_Given task_.
How many lines of the data include the string "авансового"? State the number and nothing else.

==============================

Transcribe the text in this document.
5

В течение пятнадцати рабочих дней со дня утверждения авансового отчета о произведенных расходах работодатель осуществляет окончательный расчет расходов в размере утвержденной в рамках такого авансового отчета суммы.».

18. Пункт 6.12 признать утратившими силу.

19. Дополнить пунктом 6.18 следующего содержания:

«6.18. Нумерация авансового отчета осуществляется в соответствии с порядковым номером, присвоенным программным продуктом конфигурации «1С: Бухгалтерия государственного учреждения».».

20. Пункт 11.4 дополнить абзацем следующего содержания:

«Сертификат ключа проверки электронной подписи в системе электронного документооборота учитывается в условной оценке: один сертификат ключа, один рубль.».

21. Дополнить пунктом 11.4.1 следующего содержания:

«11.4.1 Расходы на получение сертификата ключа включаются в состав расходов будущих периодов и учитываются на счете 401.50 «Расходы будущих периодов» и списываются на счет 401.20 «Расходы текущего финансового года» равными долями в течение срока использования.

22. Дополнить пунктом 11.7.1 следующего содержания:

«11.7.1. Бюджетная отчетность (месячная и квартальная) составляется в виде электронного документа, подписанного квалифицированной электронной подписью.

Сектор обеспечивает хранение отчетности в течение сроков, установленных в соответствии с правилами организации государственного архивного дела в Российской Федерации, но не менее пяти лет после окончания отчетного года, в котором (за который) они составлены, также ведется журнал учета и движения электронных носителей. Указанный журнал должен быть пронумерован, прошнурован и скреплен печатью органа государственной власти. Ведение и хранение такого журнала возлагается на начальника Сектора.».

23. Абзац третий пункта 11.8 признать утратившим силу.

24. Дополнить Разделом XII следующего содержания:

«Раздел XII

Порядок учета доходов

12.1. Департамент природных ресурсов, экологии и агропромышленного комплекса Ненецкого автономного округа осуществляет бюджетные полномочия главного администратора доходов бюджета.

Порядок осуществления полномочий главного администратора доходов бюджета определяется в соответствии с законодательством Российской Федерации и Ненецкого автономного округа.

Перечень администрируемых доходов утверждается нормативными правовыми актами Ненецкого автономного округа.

==============================

_Result of this task_.
2